Problem to work on – Write out the listing below again, precisely as it is given.

Records for this exercise –
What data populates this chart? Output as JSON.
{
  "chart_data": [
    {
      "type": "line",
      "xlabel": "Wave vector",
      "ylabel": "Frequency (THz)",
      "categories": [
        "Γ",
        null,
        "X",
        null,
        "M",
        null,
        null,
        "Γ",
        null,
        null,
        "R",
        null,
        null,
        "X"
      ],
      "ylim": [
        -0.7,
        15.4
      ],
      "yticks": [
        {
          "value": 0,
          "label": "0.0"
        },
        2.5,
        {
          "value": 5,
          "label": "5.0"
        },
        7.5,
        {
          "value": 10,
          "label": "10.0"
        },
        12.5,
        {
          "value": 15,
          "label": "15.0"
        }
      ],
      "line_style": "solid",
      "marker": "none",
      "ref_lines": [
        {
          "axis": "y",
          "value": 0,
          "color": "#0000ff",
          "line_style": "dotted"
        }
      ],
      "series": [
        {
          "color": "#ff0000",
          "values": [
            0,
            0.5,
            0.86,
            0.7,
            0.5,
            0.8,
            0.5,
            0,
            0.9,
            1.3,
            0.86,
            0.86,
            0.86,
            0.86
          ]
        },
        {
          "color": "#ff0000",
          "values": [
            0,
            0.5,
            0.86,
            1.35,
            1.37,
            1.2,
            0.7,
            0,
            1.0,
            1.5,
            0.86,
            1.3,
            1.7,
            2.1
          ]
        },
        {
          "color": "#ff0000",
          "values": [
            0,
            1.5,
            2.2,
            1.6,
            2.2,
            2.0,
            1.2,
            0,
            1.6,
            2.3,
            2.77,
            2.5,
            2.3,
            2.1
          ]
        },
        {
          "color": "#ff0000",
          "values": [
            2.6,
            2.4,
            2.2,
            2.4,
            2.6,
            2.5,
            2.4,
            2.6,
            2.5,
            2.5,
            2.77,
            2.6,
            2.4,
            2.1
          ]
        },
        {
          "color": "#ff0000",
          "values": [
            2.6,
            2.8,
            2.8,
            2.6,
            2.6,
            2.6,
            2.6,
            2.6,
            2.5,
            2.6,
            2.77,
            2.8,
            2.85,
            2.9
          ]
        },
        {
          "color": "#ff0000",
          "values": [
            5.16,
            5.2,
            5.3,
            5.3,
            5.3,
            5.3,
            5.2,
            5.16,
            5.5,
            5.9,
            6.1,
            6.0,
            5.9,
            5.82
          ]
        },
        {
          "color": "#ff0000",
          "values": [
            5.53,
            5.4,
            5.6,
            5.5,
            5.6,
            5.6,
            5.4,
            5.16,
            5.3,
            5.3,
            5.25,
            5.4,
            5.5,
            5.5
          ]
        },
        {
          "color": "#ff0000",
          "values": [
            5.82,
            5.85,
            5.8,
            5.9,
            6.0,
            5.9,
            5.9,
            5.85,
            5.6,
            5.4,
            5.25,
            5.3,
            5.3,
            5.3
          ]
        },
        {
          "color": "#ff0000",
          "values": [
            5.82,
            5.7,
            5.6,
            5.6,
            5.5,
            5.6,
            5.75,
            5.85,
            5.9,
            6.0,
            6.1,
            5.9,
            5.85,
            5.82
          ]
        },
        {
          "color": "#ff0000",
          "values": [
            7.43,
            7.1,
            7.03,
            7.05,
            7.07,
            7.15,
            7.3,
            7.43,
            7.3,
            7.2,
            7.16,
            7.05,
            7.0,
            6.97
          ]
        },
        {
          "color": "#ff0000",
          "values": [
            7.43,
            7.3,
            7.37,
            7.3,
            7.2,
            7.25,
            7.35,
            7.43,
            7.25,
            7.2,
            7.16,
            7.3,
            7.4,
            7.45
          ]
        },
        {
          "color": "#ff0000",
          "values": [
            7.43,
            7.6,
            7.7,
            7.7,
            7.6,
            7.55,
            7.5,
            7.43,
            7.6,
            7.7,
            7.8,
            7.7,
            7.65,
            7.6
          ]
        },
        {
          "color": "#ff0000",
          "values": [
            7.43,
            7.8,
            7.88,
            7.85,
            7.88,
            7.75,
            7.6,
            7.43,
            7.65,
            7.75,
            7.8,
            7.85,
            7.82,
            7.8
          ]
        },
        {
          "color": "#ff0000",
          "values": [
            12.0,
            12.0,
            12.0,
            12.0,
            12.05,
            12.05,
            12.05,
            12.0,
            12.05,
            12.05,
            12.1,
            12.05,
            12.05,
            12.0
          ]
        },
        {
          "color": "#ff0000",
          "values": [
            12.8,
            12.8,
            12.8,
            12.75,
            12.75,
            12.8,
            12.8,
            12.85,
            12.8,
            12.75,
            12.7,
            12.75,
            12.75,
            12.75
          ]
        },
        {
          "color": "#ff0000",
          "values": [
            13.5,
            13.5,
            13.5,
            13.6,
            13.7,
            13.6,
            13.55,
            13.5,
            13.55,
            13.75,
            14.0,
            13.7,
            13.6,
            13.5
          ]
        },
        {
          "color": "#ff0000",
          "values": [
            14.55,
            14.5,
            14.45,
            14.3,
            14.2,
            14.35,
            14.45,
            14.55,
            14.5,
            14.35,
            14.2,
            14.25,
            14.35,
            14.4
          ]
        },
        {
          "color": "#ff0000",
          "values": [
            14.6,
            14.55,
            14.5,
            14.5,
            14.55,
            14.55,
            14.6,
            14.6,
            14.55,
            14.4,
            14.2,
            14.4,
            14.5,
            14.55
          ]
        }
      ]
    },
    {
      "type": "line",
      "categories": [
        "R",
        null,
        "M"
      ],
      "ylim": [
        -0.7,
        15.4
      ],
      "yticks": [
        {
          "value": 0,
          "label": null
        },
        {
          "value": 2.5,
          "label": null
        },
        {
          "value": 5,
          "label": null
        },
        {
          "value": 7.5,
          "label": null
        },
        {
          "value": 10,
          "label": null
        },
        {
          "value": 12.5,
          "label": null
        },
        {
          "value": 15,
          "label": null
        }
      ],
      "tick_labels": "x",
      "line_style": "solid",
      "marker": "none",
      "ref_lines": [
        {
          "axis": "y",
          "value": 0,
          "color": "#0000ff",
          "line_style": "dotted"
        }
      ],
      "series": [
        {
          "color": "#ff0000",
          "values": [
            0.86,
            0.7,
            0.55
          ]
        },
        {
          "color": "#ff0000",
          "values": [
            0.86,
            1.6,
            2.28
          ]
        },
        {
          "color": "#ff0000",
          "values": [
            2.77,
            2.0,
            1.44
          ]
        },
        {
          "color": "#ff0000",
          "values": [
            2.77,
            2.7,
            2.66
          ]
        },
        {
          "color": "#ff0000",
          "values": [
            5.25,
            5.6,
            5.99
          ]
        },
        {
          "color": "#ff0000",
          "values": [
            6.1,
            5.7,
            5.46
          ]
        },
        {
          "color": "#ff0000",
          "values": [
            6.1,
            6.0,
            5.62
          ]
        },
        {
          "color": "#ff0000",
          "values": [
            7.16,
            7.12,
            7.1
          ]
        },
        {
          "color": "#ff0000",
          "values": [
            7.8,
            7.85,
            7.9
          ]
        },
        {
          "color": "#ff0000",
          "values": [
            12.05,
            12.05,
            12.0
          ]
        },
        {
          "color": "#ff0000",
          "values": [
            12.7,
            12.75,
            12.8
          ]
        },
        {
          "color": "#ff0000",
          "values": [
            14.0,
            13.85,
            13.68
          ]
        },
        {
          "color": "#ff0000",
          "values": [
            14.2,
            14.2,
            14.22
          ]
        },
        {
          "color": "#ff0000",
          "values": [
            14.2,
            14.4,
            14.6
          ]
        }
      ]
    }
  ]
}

Written answer –
What data populates this chart? Output as JSON.
{
  "chart_data": [
    {
      "type": "line",
      "xlabel": "Wave vector",
      "ylabel": "Frequency (THz)",
      "categories": [
        "Γ",
        null,
        "X",
        null,
        "M",
        null,
        null,
        "Γ",
        null,
        null,
        "R",
        null,
        null,
        "X"
      ],
      "ylim": [
        -0.7,
        15.4
      ],
      "yticks": [
        {
          "value": 0,
          "label": "0.0"
        },
        2.5,
        {
          "value": 5,
          "label": "5.0"
        },
        7.5,
        {
          "value": 10,
          "label": "10.0"
        },
        12.5,
        {
          "value": 15,
          "label": "15.0"
        }
      ],
      "line_style": "solid",
      "marker": "none",
      "ref_lines": [
        {
          "axis": "y",
          "value": 0,
          "color": "#0000ff",
          "line_style": "dotted"
        }
      ],
      "series": [
        {
          "color": "#ff0000",
          "values": [
            0,
            0.5,
            0.86,
            0.7,
            0.5,
            0.8,
            0.5,
            0,
            0.9,
            1.3,
            0.86,
            0.86,
            0.86,
            0.86
          ]
        },
        {
          "color": "#ff0000",
          "values": [
            0,
            0.5,
            0.86,
            1.35,
            1.37,
            1.2,
            0.7,
            0,
            1.0,
            1.5,
            0.86,
            1.3,
            1.7,
            2.1
          ]
        },
        {
          "color": "#ff0000",
          "values": [
            0,
            1.5,
            2.2,
            1.6,
            2.2,
            2.0,
            1.2,
            0,
            1.6,
            2.3,
            2.77,
            2.5,
            2.3,
            2.1
          ]
        },
        {
          "color": "#ff0000",
          "values": [
            2.6,
            2.4,
            2.2,
            2.4,
            2.6,
            2.5,
            2.4,
            2.6,
            2.5,
            2.5,
            2.77,
            2.6,
            2.4,
            2.1
          ]
        },
        {
          "color": "#ff0000",
          "values": [
            2.6,
            2.8,
            2.8,
            2.6,
            2.6,
            2.6,
            2.6,
            2.6,
            2.5,
            2.6,
            2.77,
            2.8,
            2.85,
            2.9
          ]
        },
        {
          "color": "#ff0000",
          "values": [
            5.16,
            5.2,
            5.3,
            5.3,
            5.3,
            5.3,
            5.2,
            5.16,
            5.5,
            5.9,
            6.1,
            6.0,
            5.9,
            5.82
          ]
        },
        {
          "color": "#ff0000",
          "values": [
            5.53,
            5.4,
            5.6,
            5.5,
            5.6,
            5.6,
            5.4,
            5.16,
            5.3,
            5.3,
            5.25,
            5.4,
            5.5,
            5.5
          ]
        },
        {
          "color": "#ff0000",
          "values": [
            5.82,
            5.85,
            5.8,
            5.9,
            6.0,
            5.9,
            5.9,
            5.85,
            5.6,
            5.4,
            5.25,
            5.3,
            5.3,
            5.3
          ]
        },
        {
          "color": "#ff0000",
          "values": [
            5.82,
            5.7,
            5.6,
            5.6,
            5.5,
            5.6,
            5.75,
            5.85,
            5.9,
            6.0,
            6.1,
            5.9,
            5.85,
            5.82
          ]
        },
        {
          "color": "#ff0000",
          "values": [
            7.43,
            7.1,
            7.03,
            7.05,
            7.07,
            7.15,
            7.3,
            7.43,
            7.3,
            7.2,
            7.16,
            7.05,
            7.0,
            6.97
          ]
        },
        {
          "color": "#ff0000",
          "values": [
            7.43,
            7.3,
            7.37,
            7.3,
            7.2,
            7.25,
            7.35,
            7.43,
            7.25,
            7.2,
            7.16,
            7.3,
            7.4,
            7.45
          ]
        },
        {
          "color": "#ff0000",
          "values": [
            7.43,
            7.6,
            7.7,
            7.7,
            7.6,
            7.55,
            7.5,
            7.43,
            7.6,
            7.7,
            7.8,
            7.7,
            7.65,
            7.6
          ]
        },
        {
          "color": "#ff0000",
          "values": [
            7.43,
            7.8,
            7.88,
            7.85,
            7.88,
            7.75,
            7.6,
            7.43,
            7.65,
            7.75,
            7.8,
            7.85,
            7.82,
            7.8
          ]
        },
        {
          "color": "#ff0000",
          "values": [
            12.0,
            12.0,
            12.0,
            12.0,
            12.05,
            12.05,
            12.05,
            12.0,
            12.05,
            12.05,
            12.1,
            12.05,
            12.05,
            12.0
          ]
        },
        {
          "color": "#ff0000",
          "values": [
            12.8,
            12.8,
            12.8,
            12.75,
            12.75,
            12.8,
            12.8,
            12.85,
            12.8,
            12.75,
            12.7,
            12.75,
            12.75,
            12.75
          ]
        },
        {
          "color": "#ff0000",
          "values": [
            13.5,
            13.5,
            13.5,
            13.6,
            13.7,
            13.6,
            13.55,
            13.5,
            13.55,
            13.75,
            14.0,
            13.7,
            13.6,
            13.5
          ]
        },
        {
          "color": "#ff0000",
          "values": [
            14.55,
            14.5,
            14.45,
            14.3,
            14.2,
            14.35,
            14.45,
            14.55,
            14.5,
            14.35,
            14.2,
            14.25,
            14.35,
            14.4
          ]
        },
        {
          "color": "#ff0000",
          "values": [
            14.6,
            14.55,
            14.5,
            14.5,
            14.55,
            14.55,
            14.6,
            14.6,
            14.55,
            14.4,
            14.2,
            14.4,
            14.5,
            14.55
          ]
        }
      ]
    },
    {
      "type": "line",
      "categories": [
        "R",
        null,
        "M"
      ],
      "ylim": [
        -0.7,
        15.4
      ],
      "yticks": [
        {
          "value": 0,
          "label": null
        },
        {
          "value": 2.5,
          "label": null
        },
        {
          "value": 5,
          "label": null
        },
        {
          "value": 7.5,
          "label": null
        },
        {
          "value": 10,
          "label": null
        },
        {
          "value": 12.5,
          "label": null
        },
        {
          "value": 15,
          "label": null
        }
      ],
      "tick_labels": "x",
      "line_style": "solid",
      "marker": "none",
      "ref_lines": [
        {
          "axis": "y",
          "value": 0,
          "color": "#0000ff",
          "line_style": "dotted"
        }
      ],
      "series": [
        {
          "color": "#ff0000",
          "values": [
            0.86,
            0.7,
            0.55
          ]
        },
        {
          "color": "#ff0000",
          "values": [
            0.86,
            1.6,
            2.28
          ]
        },
        {
          "color": "#ff0000",
          "values": [
            2.77,
            2.0,
            1.44
          ]
        },
        {
          "color": "#ff0000",
          "values": [
            2.77,
            2.7,
            2.66
          ]
        },
        {
          "color": "#ff0000",
          "values": [
            5.25,
            5.6,
            5.99
          ]
        },
        {
          "color": "#ff0000",
          "values": [
            6.1,
            5.7,
            5.46
          ]
        },
        {
          "color": "#ff0000",
          "values": [
            6.1,
            6.0,
            5.62
          ]
        },
        {
          "color": "#ff0000",
          "values": [
            7.16,
            7.12,
            7.1
          ]
        },
        {
          "color": "#ff0000",
          "values": [
            7.8,
            7.85,
            7.9
          ]
        },
        {
          "color": "#ff0000",
          "values": [
            12.05,
            12.05,
            12.0
          ]
        },
        {
          "color": "#ff0000",
          "values": [
            12.7,
            12.75,
            12.8
          ]
        },
        {
          "color": "#ff0000",
          "values": [
            14.0,
            13.85,
            13.68
          ]
        },
        {
          "color": "#ff0000",
          "values": [
            14.2,
            14.2,
            14.22
          ]
        },
        {
          "color": "#ff0000",
          "values": [
            14.2,
            14.4,
            14.6
          ]
        }
      ]
    }
  ]
}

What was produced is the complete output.